§ INPUT:
begin

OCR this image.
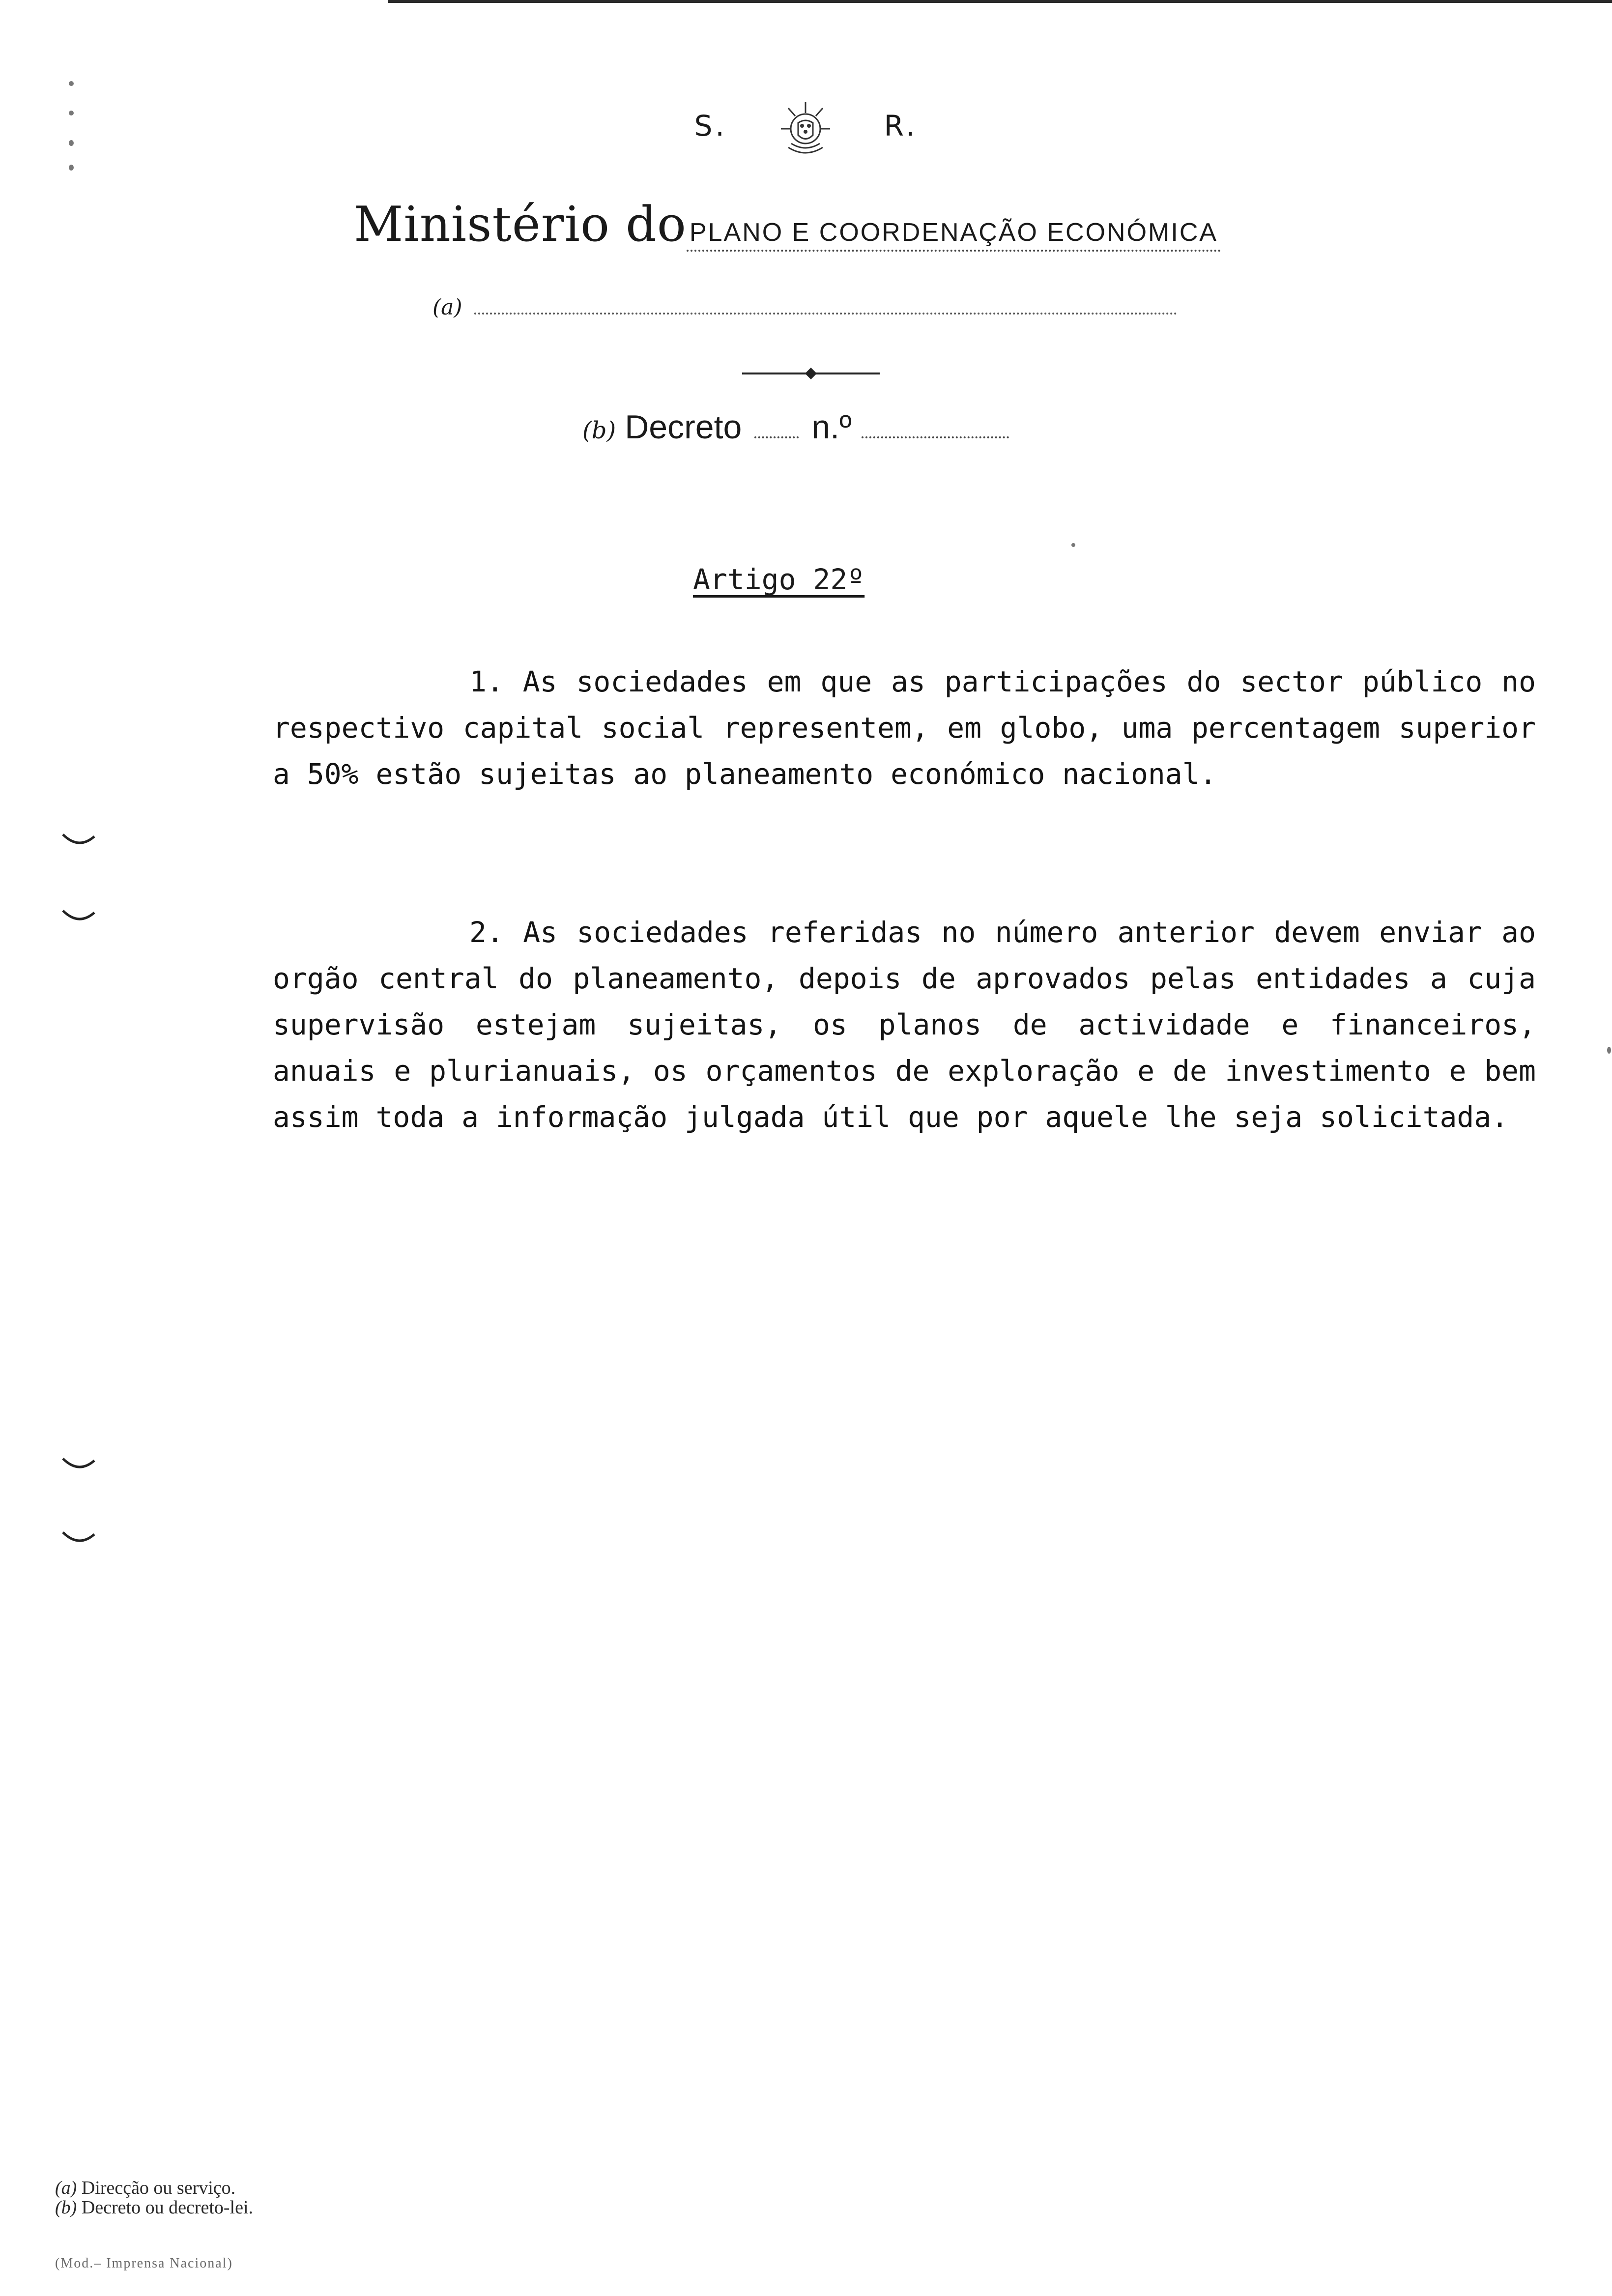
S.	R.
Ministério do PLANO E COORDENAÇÃO ECONÓMICA
(a)
(b) Decreto n.º
Artigo 22º
1. As sociedades em que as participações do sector público no respectivo capital social representem, em globo, uma percentagem superior a 50% estão sujeitas ao planeamento económico nacional.
2. As sociedades referidas no número anterior devem enviar ao orgão central do planeamento, depois de aprovados pelas entidades a cuja supervisão estejam sujeitas, os planos de actividade e financeiros, anuais e plurianuais, os orçamentos de exploração e de investimento e bem assim toda a informação julgada útil que por aquele lhe seja solicitada.
(a) Direcção ou serviço.
(b) Decreto ou decreto-lei.
(Mod.– Imprensa Nacional)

end

§ TASK DIRECTIONS: From the material above, copy everything exactly but the pictures.

§ TASK ANSWER:
OCR this image.
S.	R.
Ministério do PLANO E COORDENAÇÃO ECONÓMICA
(a)
(b) Decreto n.º
Artigo 22º
1. As sociedades em que as participações do sector público no respectivo capital social representem, em globo, uma percentagem superior a 50% estão sujeitas ao planeamento económico nacional.
2. As sociedades referidas no número anterior devem enviar ao orgão central do planeamento, depois de aprovados pelas entidades a cuja supervisão estejam sujeitas, os planos de actividade e financeiros, anuais e plurianuais, os orçamentos de exploração e de investimento e bem assim toda a informação julgada útil que por aquele lhe seja solicitada.
(a) Direcção ou serviço.
(b) Decreto ou decreto-lei.
(Mod.– Imprensa Nacional)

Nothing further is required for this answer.